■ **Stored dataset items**
*** Begin section ***

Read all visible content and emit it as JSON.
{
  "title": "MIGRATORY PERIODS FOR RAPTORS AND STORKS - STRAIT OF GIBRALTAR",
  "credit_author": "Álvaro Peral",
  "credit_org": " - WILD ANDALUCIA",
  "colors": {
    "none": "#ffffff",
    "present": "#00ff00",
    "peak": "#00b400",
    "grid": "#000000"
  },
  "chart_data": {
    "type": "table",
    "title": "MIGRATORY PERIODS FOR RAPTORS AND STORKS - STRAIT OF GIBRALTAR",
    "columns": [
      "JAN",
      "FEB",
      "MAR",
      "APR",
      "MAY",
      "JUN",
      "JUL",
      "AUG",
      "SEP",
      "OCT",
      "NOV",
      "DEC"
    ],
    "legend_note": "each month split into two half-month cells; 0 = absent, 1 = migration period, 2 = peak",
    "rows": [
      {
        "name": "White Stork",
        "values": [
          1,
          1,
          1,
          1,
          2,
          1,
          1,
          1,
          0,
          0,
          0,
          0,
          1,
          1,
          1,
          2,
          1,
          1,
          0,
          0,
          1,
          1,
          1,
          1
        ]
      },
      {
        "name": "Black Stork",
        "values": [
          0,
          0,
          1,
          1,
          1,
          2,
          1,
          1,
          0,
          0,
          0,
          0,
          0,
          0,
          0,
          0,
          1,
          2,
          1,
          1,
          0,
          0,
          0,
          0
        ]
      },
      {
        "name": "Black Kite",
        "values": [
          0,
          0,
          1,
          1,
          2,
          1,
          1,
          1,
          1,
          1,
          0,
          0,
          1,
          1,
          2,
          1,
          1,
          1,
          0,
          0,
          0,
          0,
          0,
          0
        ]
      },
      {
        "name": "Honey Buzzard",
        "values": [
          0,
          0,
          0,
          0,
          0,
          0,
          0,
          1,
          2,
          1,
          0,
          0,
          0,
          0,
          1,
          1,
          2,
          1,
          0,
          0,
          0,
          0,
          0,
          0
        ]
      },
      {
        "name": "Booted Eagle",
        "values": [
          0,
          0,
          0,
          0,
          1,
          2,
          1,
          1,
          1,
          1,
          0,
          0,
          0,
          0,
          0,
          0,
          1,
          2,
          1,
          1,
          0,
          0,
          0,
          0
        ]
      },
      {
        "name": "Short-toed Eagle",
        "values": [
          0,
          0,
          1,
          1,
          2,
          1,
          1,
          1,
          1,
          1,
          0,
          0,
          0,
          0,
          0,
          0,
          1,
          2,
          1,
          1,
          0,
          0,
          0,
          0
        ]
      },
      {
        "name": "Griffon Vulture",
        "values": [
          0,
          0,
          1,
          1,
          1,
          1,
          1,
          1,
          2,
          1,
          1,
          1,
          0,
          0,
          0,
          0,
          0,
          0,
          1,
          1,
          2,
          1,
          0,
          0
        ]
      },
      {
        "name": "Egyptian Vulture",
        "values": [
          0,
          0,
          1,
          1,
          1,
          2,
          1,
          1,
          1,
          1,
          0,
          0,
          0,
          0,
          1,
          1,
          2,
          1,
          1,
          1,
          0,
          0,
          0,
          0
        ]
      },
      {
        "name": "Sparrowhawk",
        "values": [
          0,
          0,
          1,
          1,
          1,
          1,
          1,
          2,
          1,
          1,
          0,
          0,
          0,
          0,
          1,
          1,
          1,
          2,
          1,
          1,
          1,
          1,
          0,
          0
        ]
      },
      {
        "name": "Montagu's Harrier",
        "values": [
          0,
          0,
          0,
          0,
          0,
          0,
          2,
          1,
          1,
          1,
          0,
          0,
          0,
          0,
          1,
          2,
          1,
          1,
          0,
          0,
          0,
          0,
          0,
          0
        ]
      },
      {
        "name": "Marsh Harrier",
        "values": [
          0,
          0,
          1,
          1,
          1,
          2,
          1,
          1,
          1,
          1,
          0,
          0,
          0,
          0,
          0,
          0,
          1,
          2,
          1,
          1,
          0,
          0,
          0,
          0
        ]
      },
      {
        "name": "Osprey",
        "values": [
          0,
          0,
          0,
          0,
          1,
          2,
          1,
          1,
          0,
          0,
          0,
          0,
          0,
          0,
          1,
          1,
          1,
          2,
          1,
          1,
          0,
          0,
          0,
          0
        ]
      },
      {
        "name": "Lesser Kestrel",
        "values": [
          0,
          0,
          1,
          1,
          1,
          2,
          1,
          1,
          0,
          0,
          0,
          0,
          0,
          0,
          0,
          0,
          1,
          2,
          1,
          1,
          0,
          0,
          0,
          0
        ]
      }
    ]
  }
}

*** End section ***

■ **Work to be completed**
Transcribe the records above with every character unchanged.

■ **Response below**
Read all visible content and emit it as JSON.
{
  "title": "MIGRATORY PERIODS FOR RAPTORS AND STORKS - STRAIT OF GIBRALTAR",
  "credit_author": "Álvaro Peral",
  "credit_org": " - WILD ANDALUCIA",
  "colors": {
    "none": "#ffffff",
    "present": "#00ff00",
    "peak": "#00b400",
    "grid": "#000000"
  },
  "chart_data": {
    "type": "table",
    "title": "MIGRATORY PERIODS FOR RAPTORS AND STORKS - STRAIT OF GIBRALTAR",
    "columns": [
      "JAN",
      "FEB",
      "MAR",
      "APR",
      "MAY",
      "JUN",
      "JUL",
      "AUG",
      "SEP",
      "OCT",
      "NOV",
      "DEC"
    ],
    "legend_note": "each month split into two half-month cells; 0 = absent, 1 = migration period, 2 = peak",
    "rows": [
      {
        "name": "White Stork",
        "values": [
          1,
          1,
          1,
          1,
          2,
          1,
          1,
          1,
          0,
          0,
          0,
          0,
          1,
          1,
          1,
          2,
          1,
          1,
          0,
          0,
          1,
          1,
          1,
          1
        ]
      },
      {
        "name": "Black Stork",
        "values": [
          0,
          0,
          1,
          1,
          1,
          2,
          1,
          1,
          0,
          0,
          0,
          0,
          0,
          0,
          0,
          0,
          1,
          2,
          1,
          1,
          0,
          0,
          0,
          0
        ]
      },
      {
        "name": "Black Kite",
        "values": [
          0,
          0,
          1,
          1,
          2,
          1,
          1,
          1,
          1,
          1,
          0,
          0,
          1,
          1,
          2,
          1,
          1,
          1,
          0,
          0,
          0,
          0,
          0,
          0
        ]
      },
      {
        "name": "Honey Buzzard",
        "values": [
          0,
          0,
          0,
          0,
          0,
          0,
          0,
          1,
          2,
          1,
          0,
          0,
          0,
          0,
          1,
          1,
          2,
          1,
          0,
          0,
          0,
          0,
          0,
          0
        ]
      },
      {
        "name": "Booted Eagle",
        "values": [
          0,
          0,
          0,
          0,
          1,
          2,
          1,
          1,
          1,
          1,
          0,
          0,
          0,
          0,
          0,
          0,
          1,
          2,
          1,
          1,
          0,
          0,
          0,
          0
        ]
      },
      {
        "name": "Short-toed Eagle",
        "values": [
          0,
          0,
          1,
          1,
          2,
          1,
          1,
          1,
          1,
          1,
          0,
          0,
          0,
          0,
          0,
          0,
          1,
          2,
          1,
          1,
          0,
          0,
          0,
          0
        ]
      },
      {
        "name": "Griffon Vulture",
        "values": [
          0,
          0,
          1,
          1,
          1,
          1,
          1,
          1,
          2,
          1,
          1,
          1,
          0,
          0,
          0,
          0,
          0,
          0,
          1,
          1,
          2,
          1,
          0,
          0
        ]
      },
      {
        "name": "Egyptian Vulture",
        "values": [
          0,
          0,
          1,
          1,
          1,
          2,
          1,
          1,
          1,
          1,
          0,
          0,
          0,
          0,
          1,
          1,
          2,
          1,
          1,
          1,
          0,
          0,
          0,
          0
        ]
      },
      {
        "name": "Sparrowhawk",
        "values": [
          0,
          0,
          1,
          1,
          1,
          1,
          1,
          2,
          1,
          1,
          0,
          0,
          0,
          0,
          1,
          1,
          1,
          2,
          1,
          1,
          1,
          1,
          0,
          0
        ]
      },
      {
        "name": "Montagu's Harrier",
        "values": [
          0,
          0,
          0,
          0,
          0,
          0,
          2,
          1,
          1,
          1,
          0,
          0,
          0,
          0,
          1,
          2,
          1,
          1,
          0,
          0,
          0,
          0,
          0,
          0
        ]
      },
      {
        "name": "Marsh Harrier",
        "values": [
          0,
          0,
          1,
          1,
          1,
          2,
          1,
          1,
          1,
          1,
          0,
          0,
          0,
          0,
          0,
          0,
          1,
          2,
          1,
          1,
          0,
          0,
          0,
          0
        ]
      },
      {
        "name": "Osprey",
        "values": [
          0,
          0,
          0,
          0,
          1,
          2,
          1,
          1,
          0,
          0,
          0,
          0,
          0,
          0,
          1,
          1,
          1,
          2,
          1,
          1,
          0,
          0,
          0,
          0
        ]
      },
      {
        "name": "Lesser Kestrel",
        "values": [
          0,
          0,
          1,
          1,
          1,
          2,
          1,
          1,
          0,
          0,
          0,
          0,
          0,
          0,
          0,
          0,
          1,
          2,
          1,
          1,
          0,
          0,
          0,
          0
        ]
      }
    ]
  }
}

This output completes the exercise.